Problem requirements:
Write out each entry, exactly the way it appears.

Excerpted records:
—————

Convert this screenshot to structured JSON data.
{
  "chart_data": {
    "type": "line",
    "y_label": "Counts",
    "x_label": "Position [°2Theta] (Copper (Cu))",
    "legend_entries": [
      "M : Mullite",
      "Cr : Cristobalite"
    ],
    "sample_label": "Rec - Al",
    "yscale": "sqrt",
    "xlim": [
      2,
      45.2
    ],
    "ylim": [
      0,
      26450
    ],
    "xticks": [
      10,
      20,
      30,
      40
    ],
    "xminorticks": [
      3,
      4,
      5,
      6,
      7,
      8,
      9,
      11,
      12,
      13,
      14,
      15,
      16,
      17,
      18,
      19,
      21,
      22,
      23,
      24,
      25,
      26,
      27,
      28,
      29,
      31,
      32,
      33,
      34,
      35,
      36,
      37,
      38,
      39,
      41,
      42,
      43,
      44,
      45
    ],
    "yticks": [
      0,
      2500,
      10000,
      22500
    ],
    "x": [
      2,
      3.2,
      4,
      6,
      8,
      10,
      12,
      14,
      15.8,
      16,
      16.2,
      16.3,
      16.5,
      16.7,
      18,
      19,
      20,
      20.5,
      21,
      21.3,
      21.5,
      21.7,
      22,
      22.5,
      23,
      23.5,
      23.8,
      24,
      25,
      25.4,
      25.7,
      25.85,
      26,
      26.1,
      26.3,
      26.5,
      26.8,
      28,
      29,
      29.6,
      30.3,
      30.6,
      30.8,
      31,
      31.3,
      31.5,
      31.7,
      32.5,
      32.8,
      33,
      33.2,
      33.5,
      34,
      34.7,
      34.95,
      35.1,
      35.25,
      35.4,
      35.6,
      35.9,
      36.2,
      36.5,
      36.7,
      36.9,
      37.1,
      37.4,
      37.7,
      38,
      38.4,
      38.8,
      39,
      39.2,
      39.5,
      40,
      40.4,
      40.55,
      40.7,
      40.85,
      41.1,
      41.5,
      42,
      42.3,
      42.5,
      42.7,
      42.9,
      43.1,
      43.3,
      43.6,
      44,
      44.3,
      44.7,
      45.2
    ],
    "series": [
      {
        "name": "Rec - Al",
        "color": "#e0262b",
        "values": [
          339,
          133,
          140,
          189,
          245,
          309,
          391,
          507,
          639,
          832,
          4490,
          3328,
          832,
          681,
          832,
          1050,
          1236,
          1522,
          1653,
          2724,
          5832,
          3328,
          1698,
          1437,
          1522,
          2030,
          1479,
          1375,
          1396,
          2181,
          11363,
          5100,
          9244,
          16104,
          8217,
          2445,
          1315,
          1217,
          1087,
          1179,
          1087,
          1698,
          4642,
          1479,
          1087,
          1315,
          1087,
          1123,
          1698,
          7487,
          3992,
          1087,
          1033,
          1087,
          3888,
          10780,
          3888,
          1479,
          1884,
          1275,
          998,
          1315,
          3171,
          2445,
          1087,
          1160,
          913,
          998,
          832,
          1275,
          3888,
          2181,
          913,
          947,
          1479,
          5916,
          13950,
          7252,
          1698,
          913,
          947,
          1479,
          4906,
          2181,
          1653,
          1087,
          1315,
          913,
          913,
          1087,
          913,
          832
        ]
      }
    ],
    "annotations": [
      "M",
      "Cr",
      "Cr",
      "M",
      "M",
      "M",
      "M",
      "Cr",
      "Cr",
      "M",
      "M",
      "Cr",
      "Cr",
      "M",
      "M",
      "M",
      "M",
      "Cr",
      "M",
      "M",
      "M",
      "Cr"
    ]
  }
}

—————

Exercise output:
Convert this screenshot to structured JSON data.
{
  "chart_data": {
    "type": "line",
    "y_label": "Counts",
    "x_label": "Position [°2Theta] (Copper (Cu))",
    "legend_entries": [
      "M : Mullite",
      "Cr : Cristobalite"
    ],
    "sample_label": "Rec - Al",
    "yscale": "sqrt",
    "xlim": [
      2,
      45.2
    ],
    "ylim": [
      0,
      26450
    ],
    "xticks": [
      10,
      20,
      30,
      40
    ],
    "xminorticks": [
      3,
      4,
      5,
      6,
      7,
      8,
      9,
      11,
      12,
      13,
      14,
      15,
      16,
      17,
      18,
      19,
      21,
      22,
      23,
      24,
      25,
      26,
      27,
      28,
      29,
      31,
      32,
      33,
      34,
      35,
      36,
      37,
      38,
      39,
      41,
      42,
      43,
      44,
      45
    ],
    "yticks": [
      0,
      2500,
      10000,
      22500
    ],
    "x": [
      2,
      3.2,
      4,
      6,
      8,
      10,
      12,
      14,
      15.8,
      16,
      16.2,
      16.3,
      16.5,
      16.7,
      18,
      19,
      20,
      20.5,
      21,
      21.3,
      21.5,
      21.7,
      22,
      22.5,
      23,
      23.5,
      23.8,
      24,
      25,
      25.4,
      25.7,
      25.85,
      26,
      26.1,
      26.3,
      26.5,
      26.8,
      28,
      29,
      29.6,
      30.3,
      30.6,
      30.8,
      31,
      31.3,
      31.5,
      31.7,
      32.5,
      32.8,
      33,
      33.2,
      33.5,
      34,
      34.7,
      34.95,
      35.1,
      35.25,
      35.4,
      35.6,
      35.9,
      36.2,
      36.5,
      36.7,
      36.9,
      37.1,
      37.4,
      37.7,
      38,
      38.4,
      38.8,
      39,
      39.2,
      39.5,
      40,
      40.4,
      40.55,
      40.7,
      40.85,
      41.1,
      41.5,
      42,
      42.3,
      42.5,
      42.7,
      42.9,
      43.1,
      43.3,
      43.6,
      44,
      44.3,
      44.7,
      45.2
    ],
    "series": [
      {
        "name": "Rec - Al",
        "color": "#e0262b",
        "values": [
          339,
          133,
          140,
          189,
          245,
          309,
          391,
          507,
          639,
          832,
          4490,
          3328,
          832,
          681,
          832,
          1050,
          1236,
          1522,
          1653,
          2724,
          5832,
          3328,
          1698,
          1437,
          1522,
          2030,
          1479,
          1375,
          1396,
          2181,
          11363,
          5100,
          9244,
          16104,
          8217,
          2445,
          1315,
          1217,
          1087,
          1179,
          1087,
          1698,
          4642,
          1479,
          1087,
          1315,
          1087,
          1123,
          1698,
          7487,
          3992,
          1087,
          1033,
          1087,
          3888,
          10780,
          3888,
          1479,
          1884,
          1275,
          998,
          1315,
          3171,
          2445,
          1087,
          1160,
          913,
          998,
          832,
          1275,
          3888,
          2181,
          913,
          947,
          1479,
          5916,
          13950,
          7252,
          1698,
          913,
          947,
          1479,
          4906,
          2181,
          1653,
          1087,
          1315,
          913,
          913,
          1087,
          913,
          832
        ]
      }
    ],
    "annotations": [
      "M",
      "Cr",
      "Cr",
      "M",
      "M",
      "M",
      "M",
      "Cr",
      "Cr",
      "M",
      "M",
      "Cr",
      "Cr",
      "M",
      "M",
      "M",
      "M",
      "Cr",
      "M",
      "M",
      "M",
      "Cr"
    ]
  }
}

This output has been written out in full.